- WRITTEN EXERCISE: Determine how many lines contain the string "latency". Reply with that figure and nothing else.
+++ DATA LINES
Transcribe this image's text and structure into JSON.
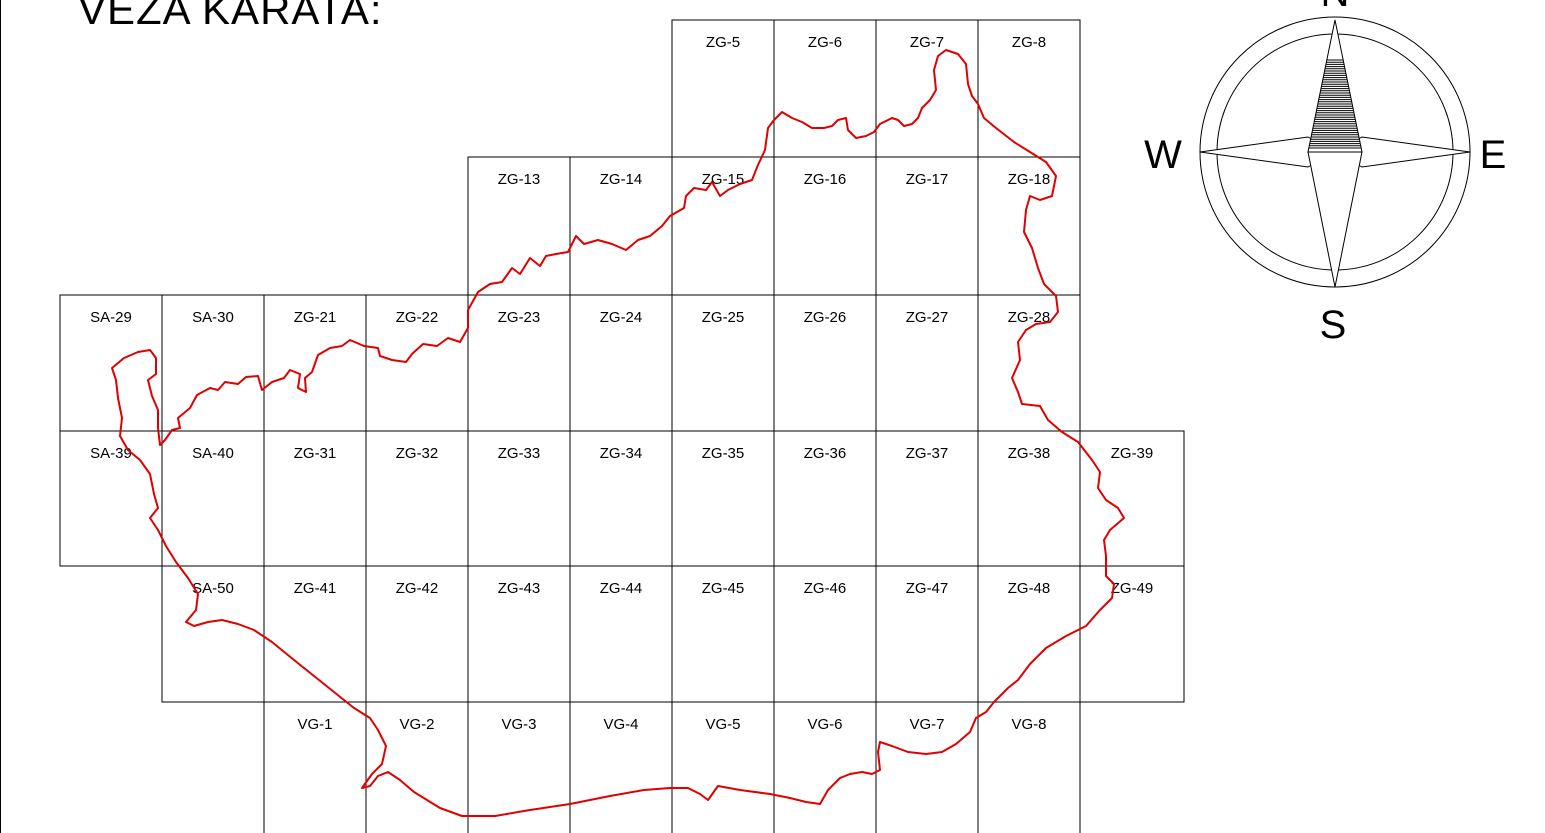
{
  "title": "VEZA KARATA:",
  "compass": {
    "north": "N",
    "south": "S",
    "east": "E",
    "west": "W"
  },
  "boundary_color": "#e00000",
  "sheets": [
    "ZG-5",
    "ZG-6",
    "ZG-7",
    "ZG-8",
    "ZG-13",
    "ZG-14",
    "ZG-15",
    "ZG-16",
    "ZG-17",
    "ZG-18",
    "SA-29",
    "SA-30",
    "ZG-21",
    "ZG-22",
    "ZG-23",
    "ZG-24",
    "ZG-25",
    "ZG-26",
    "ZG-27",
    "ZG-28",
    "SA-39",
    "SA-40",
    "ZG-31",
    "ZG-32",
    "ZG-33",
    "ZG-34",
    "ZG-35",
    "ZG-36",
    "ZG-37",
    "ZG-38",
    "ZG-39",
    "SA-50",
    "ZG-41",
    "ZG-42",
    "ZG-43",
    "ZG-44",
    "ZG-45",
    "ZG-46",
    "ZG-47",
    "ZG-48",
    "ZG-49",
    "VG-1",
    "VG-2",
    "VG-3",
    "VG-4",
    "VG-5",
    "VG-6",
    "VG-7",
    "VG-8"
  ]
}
++++++
+++ DATA LINES
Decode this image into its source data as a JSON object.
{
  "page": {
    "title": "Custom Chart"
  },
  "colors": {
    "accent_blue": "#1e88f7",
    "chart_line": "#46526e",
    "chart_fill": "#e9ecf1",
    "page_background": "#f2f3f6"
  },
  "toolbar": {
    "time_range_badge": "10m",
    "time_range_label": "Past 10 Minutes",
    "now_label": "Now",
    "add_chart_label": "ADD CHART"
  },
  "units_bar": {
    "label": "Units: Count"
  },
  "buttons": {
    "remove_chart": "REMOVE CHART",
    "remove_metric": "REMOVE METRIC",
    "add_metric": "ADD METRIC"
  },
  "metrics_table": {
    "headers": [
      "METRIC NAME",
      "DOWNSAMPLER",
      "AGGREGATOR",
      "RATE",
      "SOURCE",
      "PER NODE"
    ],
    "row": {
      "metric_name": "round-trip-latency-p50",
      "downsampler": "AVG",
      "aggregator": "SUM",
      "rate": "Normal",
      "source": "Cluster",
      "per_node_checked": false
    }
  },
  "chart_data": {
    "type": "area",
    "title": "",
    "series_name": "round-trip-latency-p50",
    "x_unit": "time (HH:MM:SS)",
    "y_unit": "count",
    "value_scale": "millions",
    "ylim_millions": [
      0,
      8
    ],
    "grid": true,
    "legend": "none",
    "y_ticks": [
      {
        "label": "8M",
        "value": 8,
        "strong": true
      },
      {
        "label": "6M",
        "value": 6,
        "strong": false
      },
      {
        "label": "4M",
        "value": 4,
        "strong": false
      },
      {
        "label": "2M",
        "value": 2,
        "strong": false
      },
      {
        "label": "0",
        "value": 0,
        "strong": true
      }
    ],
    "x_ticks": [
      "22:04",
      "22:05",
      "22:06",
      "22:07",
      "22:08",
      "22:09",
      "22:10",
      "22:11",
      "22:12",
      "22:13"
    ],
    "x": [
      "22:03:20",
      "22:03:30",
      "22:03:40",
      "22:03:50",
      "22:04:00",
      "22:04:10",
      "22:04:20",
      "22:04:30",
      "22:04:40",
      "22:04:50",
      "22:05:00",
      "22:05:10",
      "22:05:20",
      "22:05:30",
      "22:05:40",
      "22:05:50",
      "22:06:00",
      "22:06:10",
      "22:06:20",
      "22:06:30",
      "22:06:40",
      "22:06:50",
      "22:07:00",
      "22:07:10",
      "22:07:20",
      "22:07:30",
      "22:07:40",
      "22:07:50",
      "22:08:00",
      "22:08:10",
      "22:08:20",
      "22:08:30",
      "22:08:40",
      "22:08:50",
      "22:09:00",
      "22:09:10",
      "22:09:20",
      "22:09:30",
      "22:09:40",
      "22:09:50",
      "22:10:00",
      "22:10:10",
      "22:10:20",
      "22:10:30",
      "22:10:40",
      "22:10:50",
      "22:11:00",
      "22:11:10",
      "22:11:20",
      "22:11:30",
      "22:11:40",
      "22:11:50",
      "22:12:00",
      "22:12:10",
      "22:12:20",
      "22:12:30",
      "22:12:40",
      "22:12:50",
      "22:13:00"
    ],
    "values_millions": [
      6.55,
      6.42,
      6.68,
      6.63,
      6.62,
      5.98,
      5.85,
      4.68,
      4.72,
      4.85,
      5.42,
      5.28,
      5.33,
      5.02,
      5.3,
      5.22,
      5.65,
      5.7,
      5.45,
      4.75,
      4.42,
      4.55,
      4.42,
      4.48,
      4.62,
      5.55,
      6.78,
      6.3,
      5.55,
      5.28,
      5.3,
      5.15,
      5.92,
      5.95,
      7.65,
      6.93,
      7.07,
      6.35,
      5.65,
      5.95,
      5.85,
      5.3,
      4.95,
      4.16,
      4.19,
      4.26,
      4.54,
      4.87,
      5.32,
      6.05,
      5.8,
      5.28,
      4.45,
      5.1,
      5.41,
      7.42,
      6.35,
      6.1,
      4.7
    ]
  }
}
++++++
- WRITTEN RESPONSE: 2